== Work instructions ==
Wherever a line holds the string "tussen", copy that line.

--- Start Exercise data ---

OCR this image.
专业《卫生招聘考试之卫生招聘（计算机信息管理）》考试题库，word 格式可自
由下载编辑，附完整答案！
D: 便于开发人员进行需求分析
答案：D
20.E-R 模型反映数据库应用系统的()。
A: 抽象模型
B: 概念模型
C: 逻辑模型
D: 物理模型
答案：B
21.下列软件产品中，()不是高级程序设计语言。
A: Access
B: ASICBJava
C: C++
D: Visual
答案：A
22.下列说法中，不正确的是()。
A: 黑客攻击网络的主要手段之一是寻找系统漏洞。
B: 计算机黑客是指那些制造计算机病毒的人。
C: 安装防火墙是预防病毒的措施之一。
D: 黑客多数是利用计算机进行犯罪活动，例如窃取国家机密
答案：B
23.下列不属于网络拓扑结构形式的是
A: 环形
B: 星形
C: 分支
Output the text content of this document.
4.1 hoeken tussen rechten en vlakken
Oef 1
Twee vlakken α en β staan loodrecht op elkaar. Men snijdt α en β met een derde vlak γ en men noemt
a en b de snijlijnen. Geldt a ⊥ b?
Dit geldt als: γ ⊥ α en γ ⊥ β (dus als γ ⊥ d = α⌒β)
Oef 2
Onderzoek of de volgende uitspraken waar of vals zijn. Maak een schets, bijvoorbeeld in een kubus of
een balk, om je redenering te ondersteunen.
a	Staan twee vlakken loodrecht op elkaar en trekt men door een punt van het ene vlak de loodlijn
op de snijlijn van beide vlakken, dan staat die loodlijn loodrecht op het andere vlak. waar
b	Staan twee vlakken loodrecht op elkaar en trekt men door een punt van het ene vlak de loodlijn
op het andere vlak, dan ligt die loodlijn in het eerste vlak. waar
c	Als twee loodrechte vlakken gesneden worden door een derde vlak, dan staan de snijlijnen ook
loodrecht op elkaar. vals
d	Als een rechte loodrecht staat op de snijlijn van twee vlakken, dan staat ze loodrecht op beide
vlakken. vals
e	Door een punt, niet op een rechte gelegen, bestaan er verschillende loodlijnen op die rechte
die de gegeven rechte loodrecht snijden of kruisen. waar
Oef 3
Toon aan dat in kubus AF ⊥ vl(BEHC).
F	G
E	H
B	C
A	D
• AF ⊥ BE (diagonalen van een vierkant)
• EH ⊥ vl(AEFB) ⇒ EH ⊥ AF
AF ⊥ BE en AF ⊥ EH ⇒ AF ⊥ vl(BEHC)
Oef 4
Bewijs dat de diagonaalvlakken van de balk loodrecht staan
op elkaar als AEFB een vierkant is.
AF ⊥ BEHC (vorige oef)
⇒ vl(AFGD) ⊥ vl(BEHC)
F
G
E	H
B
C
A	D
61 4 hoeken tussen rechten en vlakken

--- End Exercise data ---

== Reply to the task ==
4.1 hoeken tussen rechten en vlakken
61 4 hoeken tussen rechten en vlakken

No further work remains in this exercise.